▶ _What is being asked_
Pick out the lines containing "hours".
--- Data shown ---
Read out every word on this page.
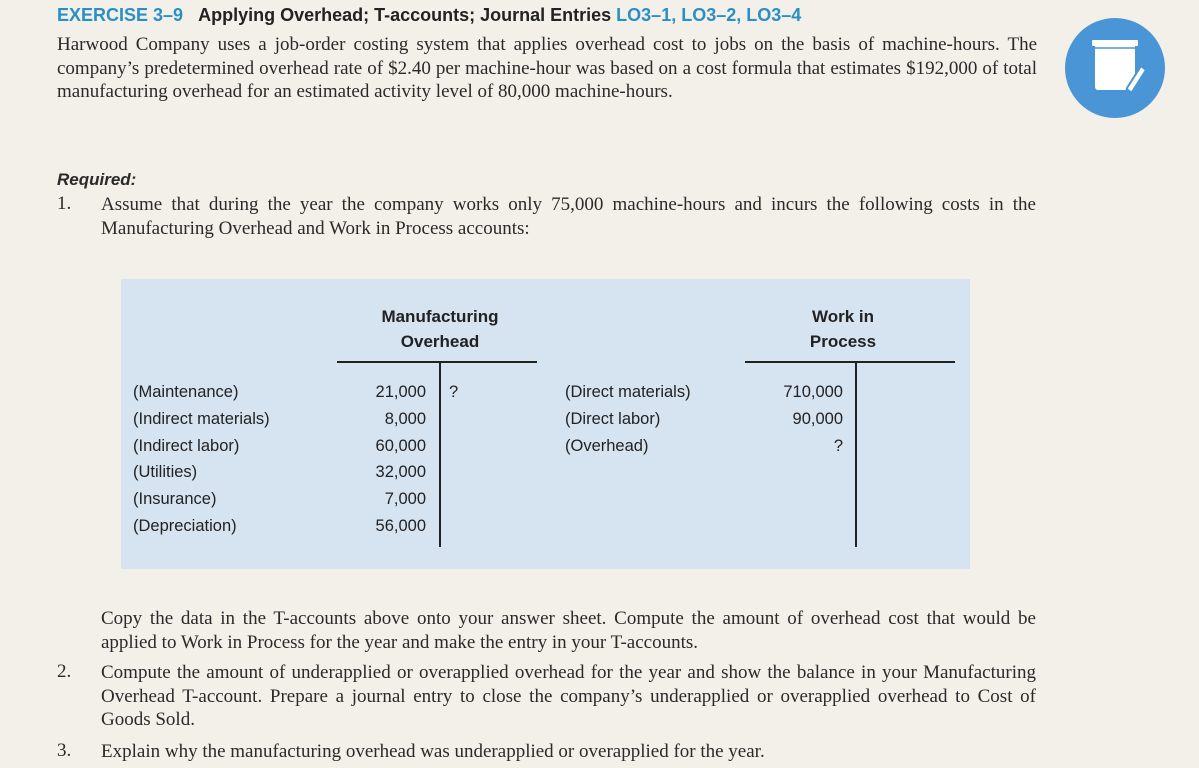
EXERCISE 3–9 Applying Overhead; T-accounts; Journal Entries LO3–1, LO3–2, LO3–4
Harwood Company uses a job-order costing system that applies overhead cost to jobs on the basis of machine-hours. The company’s predetermined overhead rate of $2.40 per machine-hour was based on a cost formula that estimates $192,000 of total manufacturing overhead for an estimated activity level of 80,000 machine-hours.
Required:
1. Assume that during the year the company works only 75,000 machine-hours and incurs the following costs in the Manufacturing Overhead and Work in Process accounts:
Manufacturing
Overhead
(Maintenance)	21,000
(Indirect materials)	8,000
(Indirect labor)	60,000
(Utilities)	32,000
(Insurance)	7,000
(Depreciation)	56,000
?
Work in
Process
(Direct materials)	710,000
(Direct labor)	90,000
(Overhead)	?
Copy the data in the T-accounts above onto your answer sheet. Compute the amount of overhead cost that would be applied to Work in Process for the year and make the entry in your T-accounts.
2. Compute the amount of underapplied or overapplied overhead for the year and show the balance in your Manufacturing Overhead T-account. Prepare a journal entry to close the company’s underapplied or overapplied overhead to Cost of Goods Sold.
3. Explain why the manufacturing overhead was underapplied or overapplied for the year.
---
▶ _Result_
Harwood Company uses a job-order costing system that applies overhead cost to jobs on the basis of machine-hours. The company’s predetermined overhead rate of $2.40 per machine-hour was based on a cost formula that estimates $192,000 of total manufacturing overhead for an estimated activity level of 80,000 machine-hours.
1. Assume that during the year the company works only 75,000 machine-hours and incurs the following costs in the Manufacturing Overhead and Work in Process accounts:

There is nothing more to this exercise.